Figure dataset records -
-- Begin --

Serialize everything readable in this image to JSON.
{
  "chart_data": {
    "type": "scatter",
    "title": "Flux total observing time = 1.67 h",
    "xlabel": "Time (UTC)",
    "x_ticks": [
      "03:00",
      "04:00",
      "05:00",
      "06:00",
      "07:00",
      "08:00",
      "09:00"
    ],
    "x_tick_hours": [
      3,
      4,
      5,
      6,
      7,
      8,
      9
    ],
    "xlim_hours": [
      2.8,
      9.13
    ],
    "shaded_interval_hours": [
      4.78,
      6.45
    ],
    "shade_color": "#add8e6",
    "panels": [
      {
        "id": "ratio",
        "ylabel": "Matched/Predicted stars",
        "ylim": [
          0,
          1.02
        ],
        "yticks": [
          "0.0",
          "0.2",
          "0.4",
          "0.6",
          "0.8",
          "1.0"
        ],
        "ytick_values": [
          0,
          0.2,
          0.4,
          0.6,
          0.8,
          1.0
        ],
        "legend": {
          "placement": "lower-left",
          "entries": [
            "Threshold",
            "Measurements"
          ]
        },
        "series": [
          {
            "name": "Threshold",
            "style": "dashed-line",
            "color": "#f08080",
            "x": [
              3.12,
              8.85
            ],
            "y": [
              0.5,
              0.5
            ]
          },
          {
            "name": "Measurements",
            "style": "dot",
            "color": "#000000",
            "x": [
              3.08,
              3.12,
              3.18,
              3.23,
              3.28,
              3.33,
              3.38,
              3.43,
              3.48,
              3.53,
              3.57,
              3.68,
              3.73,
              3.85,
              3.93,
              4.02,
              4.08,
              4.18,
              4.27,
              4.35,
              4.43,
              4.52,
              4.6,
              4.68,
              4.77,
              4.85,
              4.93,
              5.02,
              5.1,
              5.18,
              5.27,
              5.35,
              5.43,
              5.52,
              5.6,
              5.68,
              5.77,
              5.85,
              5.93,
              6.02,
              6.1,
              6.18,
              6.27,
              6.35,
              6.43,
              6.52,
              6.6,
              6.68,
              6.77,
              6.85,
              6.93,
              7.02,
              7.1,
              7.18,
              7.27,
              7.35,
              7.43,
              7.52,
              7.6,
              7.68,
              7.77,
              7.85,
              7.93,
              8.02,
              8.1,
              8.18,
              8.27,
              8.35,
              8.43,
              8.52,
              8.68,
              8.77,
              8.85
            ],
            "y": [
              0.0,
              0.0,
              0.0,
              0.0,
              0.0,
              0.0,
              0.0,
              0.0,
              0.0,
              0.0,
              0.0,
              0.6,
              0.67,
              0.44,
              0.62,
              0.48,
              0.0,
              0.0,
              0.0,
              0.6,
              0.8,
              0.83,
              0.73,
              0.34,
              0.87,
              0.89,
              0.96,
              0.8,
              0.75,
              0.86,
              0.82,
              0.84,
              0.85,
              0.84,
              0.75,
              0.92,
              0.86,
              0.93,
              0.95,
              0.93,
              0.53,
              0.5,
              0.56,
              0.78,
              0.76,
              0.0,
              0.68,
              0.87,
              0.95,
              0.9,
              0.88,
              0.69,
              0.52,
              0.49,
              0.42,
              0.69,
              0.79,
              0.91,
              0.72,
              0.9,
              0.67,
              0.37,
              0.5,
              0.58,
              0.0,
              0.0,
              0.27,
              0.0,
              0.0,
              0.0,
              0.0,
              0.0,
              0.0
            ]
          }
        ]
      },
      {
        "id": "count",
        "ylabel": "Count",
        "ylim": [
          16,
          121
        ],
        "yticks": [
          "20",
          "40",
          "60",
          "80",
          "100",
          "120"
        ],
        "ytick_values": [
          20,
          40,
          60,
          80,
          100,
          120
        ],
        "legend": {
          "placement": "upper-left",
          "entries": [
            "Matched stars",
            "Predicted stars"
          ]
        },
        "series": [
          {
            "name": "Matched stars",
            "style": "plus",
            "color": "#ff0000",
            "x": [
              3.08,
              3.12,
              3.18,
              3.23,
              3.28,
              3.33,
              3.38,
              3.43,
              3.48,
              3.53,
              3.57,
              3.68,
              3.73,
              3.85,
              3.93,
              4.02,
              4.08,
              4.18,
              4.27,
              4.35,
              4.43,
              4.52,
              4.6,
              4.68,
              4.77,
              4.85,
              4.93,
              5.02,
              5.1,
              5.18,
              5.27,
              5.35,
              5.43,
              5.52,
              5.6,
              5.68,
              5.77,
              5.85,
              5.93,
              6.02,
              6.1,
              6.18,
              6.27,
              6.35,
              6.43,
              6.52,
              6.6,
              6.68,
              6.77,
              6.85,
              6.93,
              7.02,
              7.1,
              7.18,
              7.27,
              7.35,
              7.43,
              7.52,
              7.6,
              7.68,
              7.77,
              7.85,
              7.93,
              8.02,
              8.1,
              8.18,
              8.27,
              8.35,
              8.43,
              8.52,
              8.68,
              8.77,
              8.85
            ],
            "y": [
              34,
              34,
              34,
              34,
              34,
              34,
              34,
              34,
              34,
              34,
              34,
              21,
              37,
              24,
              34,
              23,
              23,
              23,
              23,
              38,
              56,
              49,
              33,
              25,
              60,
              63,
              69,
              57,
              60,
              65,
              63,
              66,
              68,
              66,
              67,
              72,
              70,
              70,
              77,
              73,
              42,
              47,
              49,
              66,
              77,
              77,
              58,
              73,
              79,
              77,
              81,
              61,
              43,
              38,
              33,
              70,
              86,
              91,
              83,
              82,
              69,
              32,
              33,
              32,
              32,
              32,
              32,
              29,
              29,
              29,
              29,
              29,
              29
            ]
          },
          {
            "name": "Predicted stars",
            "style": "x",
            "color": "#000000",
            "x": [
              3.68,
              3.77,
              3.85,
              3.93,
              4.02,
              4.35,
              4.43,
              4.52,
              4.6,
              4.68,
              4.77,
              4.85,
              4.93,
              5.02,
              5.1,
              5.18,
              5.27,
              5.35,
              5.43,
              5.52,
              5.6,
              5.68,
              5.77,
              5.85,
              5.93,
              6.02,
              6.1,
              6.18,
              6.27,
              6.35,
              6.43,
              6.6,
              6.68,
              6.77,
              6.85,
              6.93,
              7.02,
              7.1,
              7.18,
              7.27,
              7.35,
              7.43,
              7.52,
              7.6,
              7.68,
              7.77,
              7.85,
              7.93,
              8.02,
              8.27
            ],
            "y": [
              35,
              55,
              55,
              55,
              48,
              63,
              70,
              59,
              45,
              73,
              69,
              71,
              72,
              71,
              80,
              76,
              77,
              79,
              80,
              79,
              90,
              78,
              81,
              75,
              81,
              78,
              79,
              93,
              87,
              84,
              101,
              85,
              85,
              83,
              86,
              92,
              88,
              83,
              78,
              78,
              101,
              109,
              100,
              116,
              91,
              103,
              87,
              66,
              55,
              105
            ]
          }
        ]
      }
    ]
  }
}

-- End --

Set task -
Return the lines above exactly, keeping every word.

The solution -
Serialize everything readable in this image to JSON.
{
  "chart_data": {
    "type": "scatter",
    "title": "Flux total observing time = 1.67 h",
    "xlabel": "Time (UTC)",
    "x_ticks": [
      "03:00",
      "04:00",
      "05:00",
      "06:00",
      "07:00",
      "08:00",
      "09:00"
    ],
    "x_tick_hours": [
      3,
      4,
      5,
      6,
      7,
      8,
      9
    ],
    "xlim_hours": [
      2.8,
      9.13
    ],
    "shaded_interval_hours": [
      4.78,
      6.45
    ],
    "shade_color": "#add8e6",
    "panels": [
      {
        "id": "ratio",
        "ylabel": "Matched/Predicted stars",
        "ylim": [
          0,
          1.02
        ],
        "yticks": [
          "0.0",
          "0.2",
          "0.4",
          "0.6",
          "0.8",
          "1.0"
        ],
        "ytick_values": [
          0,
          0.2,
          0.4,
          0.6,
          0.8,
          1.0
        ],
        "legend": {
          "placement": "lower-left",
          "entries": [
            "Threshold",
            "Measurements"
          ]
        },
        "series": [
          {
            "name": "Threshold",
            "style": "dashed-line",
            "color": "#f08080",
            "x": [
              3.12,
              8.85
            ],
            "y": [
              0.5,
              0.5
            ]
          },
          {
            "name": "Measurements",
            "style": "dot",
            "color": "#000000",
            "x": [
              3.08,
              3.12,
              3.18,
              3.23,
              3.28,
              3.33,
              3.38,
              3.43,
              3.48,
              3.53,
              3.57,
              3.68,
              3.73,
              3.85,
              3.93,
              4.02,
              4.08,
              4.18,
              4.27,
              4.35,
              4.43,
              4.52,
              4.6,
              4.68,
              4.77,
              4.85,
              4.93,
              5.02,
              5.1,
              5.18,
              5.27,
              5.35,
              5.43,
              5.52,
              5.6,
              5.68,
              5.77,
              5.85,
              5.93,
              6.02,
              6.1,
              6.18,
              6.27,
              6.35,
              6.43,
              6.52,
              6.6,
              6.68,
              6.77,
              6.85,
              6.93,
              7.02,
              7.1,
              7.18,
              7.27,
              7.35,
              7.43,
              7.52,
              7.6,
              7.68,
              7.77,
              7.85,
              7.93,
              8.02,
              8.1,
              8.18,
              8.27,
              8.35,
              8.43,
              8.52,
              8.68,
              8.77,
              8.85
            ],
            "y": [
              0.0,
              0.0,
              0.0,
              0.0,
              0.0,
              0.0,
              0.0,
              0.0,
              0.0,
              0.0,
              0.0,
              0.6,
              0.67,
              0.44,
              0.62,
              0.48,
              0.0,
              0.0,
              0.0,
              0.6,
              0.8,
              0.83,
              0.73,
              0.34,
              0.87,
              0.89,
              0.96,
              0.8,
              0.75,
              0.86,
              0.82,
              0.84,
              0.85,
              0.84,
              0.75,
              0.92,
              0.86,
              0.93,
              0.95,
              0.93,
              0.53,
              0.5,
              0.56,
              0.78,
              0.76,
              0.0,
              0.68,
              0.87,
              0.95,
              0.9,
              0.88,
              0.69,
              0.52,
              0.49,
              0.42,
              0.69,
              0.79,
              0.91,
              0.72,
              0.9,
              0.67,
              0.37,
              0.5,
              0.58,
              0.0,
              0.0,
              0.27,
              0.0,
              0.0,
              0.0,
              0.0,
              0.0,
              0.0
            ]
          }
        ]
      },
      {
        "id": "count",
        "ylabel": "Count",
        "ylim": [
          16,
          121
        ],
        "yticks": [
          "20",
          "40",
          "60",
          "80",
          "100",
          "120"
        ],
        "ytick_values": [
          20,
          40,
          60,
          80,
          100,
          120
        ],
        "legend": {
          "placement": "upper-left",
          "entries": [
            "Matched stars",
            "Predicted stars"
          ]
        },
        "series": [
          {
            "name": "Matched stars",
            "style": "plus",
            "color": "#ff0000",
            "x": [
              3.08,
              3.12,
              3.18,
              3.23,
              3.28,
              3.33,
              3.38,
              3.43,
              3.48,
              3.53,
              3.57,
              3.68,
              3.73,
              3.85,
              3.93,
              4.02,
              4.08,
              4.18,
              4.27,
              4.35,
              4.43,
              4.52,
              4.6,
              4.68,
              4.77,
              4.85,
              4.93,
              5.02,
              5.1,
              5.18,
              5.27,
              5.35,
              5.43,
              5.52,
              5.6,
              5.68,
              5.77,
              5.85,
              5.93,
              6.02,
              6.1,
              6.18,
              6.27,
              6.35,
              6.43,
              6.52,
              6.6,
              6.68,
              6.77,
              6.85,
              6.93,
              7.02,
              7.1,
              7.18,
              7.27,
              7.35,
              7.43,
              7.52,
              7.6,
              7.68,
              7.77,
              7.85,
              7.93,
              8.02,
              8.1,
              8.18,
              8.27,
              8.35,
              8.43,
              8.52,
              8.68,
              8.77,
              8.85
            ],
            "y": [
              34,
              34,
              34,
              34,
              34,
              34,
              34,
              34,
              34,
              34,
              34,
              21,
              37,
              24,
              34,
              23,
              23,
              23,
              23,
              38,
              56,
              49,
              33,
              25,
              60,
              63,
              69,
              57,
              60,
              65,
              63,
              66,
              68,
              66,
              67,
              72,
              70,
              70,
              77,
              73,
              42,
              47,
              49,
              66,
              77,
              77,
              58,
              73,
              79,
              77,
              81,
              61,
              43,
              38,
              33,
              70,
              86,
              91,
              83,
              82,
              69,
              32,
              33,
              32,
              32,
              32,
              32,
              29,
              29,
              29,
              29,
              29,
              29
            ]
          },
          {
            "name": "Predicted stars",
            "style": "x",
            "color": "#000000",
            "x": [
              3.68,
              3.77,
              3.85,
              3.93,
              4.02,
              4.35,
              4.43,
              4.52,
              4.6,
              4.68,
              4.77,
              4.85,
              4.93,
              5.02,
              5.1,
              5.18,
              5.27,
              5.35,
              5.43,
              5.52,
              5.6,
              5.68,
              5.77,
              5.85,
              5.93,
              6.02,
              6.1,
              6.18,
              6.27,
              6.35,
              6.43,
              6.6,
              6.68,
              6.77,
              6.85,
              6.93,
              7.02,
              7.1,
              7.18,
              7.27,
              7.35,
              7.43,
              7.52,
              7.6,
              7.68,
              7.77,
              7.85,
              7.93,
              8.02,
              8.27
            ],
            "y": [
              35,
              55,
              55,
              55,
              48,
              63,
              70,
              59,
              45,
              73,
              69,
              71,
              72,
              71,
              80,
              76,
              77,
              79,
              80,
              79,
              90,
              78,
              81,
              75,
              81,
              78,
              79,
              93,
              87,
              84,
              101,
              85,
              85,
              83,
              86,
              92,
              88,
              83,
              78,
              78,
              101,
              109,
              100,
              116,
              91,
              103,
              87,
              66,
              55,
              105
            ]
          }
        ]
      }
    ]
  }
}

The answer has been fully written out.